Edit the rows from the first one through the line containing "text-line: 根据公务员与否承担领导职责，分为领导职务和非领导职务两大类。 (487, 150, 805, 163)", inclusive, replacing "Localize" with "Locate" and leaving everything else unchanged. Return only those lines.

- - - -

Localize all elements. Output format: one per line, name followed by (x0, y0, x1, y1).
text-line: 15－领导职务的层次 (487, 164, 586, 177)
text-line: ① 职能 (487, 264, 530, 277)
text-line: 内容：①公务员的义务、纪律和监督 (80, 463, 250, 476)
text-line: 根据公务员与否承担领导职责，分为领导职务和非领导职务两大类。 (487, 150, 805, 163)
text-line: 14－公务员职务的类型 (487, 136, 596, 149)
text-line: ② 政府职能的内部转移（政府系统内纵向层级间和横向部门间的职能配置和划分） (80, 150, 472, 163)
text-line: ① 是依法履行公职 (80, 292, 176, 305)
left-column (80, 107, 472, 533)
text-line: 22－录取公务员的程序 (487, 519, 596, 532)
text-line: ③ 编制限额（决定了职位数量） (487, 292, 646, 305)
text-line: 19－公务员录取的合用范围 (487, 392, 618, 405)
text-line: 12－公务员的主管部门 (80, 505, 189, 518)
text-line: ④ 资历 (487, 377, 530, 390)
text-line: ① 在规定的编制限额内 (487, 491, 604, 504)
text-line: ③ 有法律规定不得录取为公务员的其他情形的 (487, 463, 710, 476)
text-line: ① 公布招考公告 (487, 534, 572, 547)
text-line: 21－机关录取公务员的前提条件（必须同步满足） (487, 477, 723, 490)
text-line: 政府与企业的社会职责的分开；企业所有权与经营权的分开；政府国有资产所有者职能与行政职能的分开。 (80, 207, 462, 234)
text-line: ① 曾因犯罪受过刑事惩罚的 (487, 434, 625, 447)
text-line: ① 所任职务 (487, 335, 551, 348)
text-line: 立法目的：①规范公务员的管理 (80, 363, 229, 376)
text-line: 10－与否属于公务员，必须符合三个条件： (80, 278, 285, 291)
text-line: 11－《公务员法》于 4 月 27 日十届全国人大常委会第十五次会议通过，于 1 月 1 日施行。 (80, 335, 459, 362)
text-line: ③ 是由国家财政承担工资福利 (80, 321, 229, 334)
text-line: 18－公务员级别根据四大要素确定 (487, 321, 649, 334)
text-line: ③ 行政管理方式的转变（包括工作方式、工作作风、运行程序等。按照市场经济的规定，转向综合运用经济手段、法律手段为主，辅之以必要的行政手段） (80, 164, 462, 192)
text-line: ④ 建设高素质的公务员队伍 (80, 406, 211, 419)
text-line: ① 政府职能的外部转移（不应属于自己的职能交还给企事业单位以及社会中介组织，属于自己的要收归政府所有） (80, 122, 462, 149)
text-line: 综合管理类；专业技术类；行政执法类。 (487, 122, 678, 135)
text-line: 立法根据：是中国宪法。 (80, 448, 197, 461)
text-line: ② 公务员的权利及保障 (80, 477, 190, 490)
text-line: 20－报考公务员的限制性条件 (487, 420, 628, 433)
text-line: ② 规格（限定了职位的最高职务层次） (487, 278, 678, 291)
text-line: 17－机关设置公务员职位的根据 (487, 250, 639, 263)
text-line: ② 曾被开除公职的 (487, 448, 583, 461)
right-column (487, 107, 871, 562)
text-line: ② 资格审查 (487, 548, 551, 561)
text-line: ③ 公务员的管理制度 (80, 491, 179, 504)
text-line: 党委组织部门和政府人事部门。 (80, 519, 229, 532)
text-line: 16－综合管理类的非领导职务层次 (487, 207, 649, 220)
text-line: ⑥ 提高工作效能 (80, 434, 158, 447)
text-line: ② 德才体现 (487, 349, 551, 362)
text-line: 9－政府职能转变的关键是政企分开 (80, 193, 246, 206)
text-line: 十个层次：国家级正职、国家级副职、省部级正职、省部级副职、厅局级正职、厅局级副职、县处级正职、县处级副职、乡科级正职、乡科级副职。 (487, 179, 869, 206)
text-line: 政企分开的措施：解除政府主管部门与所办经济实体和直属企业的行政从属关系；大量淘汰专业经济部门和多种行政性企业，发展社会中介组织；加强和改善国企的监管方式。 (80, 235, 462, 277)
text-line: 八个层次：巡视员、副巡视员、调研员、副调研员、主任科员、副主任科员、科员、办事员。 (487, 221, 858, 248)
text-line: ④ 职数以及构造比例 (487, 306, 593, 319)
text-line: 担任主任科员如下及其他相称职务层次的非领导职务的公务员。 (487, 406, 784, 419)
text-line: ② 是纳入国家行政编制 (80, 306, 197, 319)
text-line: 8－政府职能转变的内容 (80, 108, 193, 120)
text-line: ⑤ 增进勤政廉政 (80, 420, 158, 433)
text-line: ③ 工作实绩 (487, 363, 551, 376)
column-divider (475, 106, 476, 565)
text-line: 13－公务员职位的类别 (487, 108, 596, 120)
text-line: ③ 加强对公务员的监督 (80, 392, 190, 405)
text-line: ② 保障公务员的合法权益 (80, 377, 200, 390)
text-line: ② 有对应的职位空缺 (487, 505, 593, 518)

- - - -

*WRITTEN SOLUTION:*
Locate all elements. Output format: one per line, name followed by (x0, y0, x1, y1).
text-line: 15－领导职务的层次 (487, 164, 586, 177)
text-line: ① 职能 (487, 264, 530, 277)
text-line: 内容：①公务员的义务、纪律和监督 (80, 463, 250, 476)
text-line: 根据公务员与否承担领导职责，分为领导职务和非领导职务两大类。 (487, 150, 805, 163)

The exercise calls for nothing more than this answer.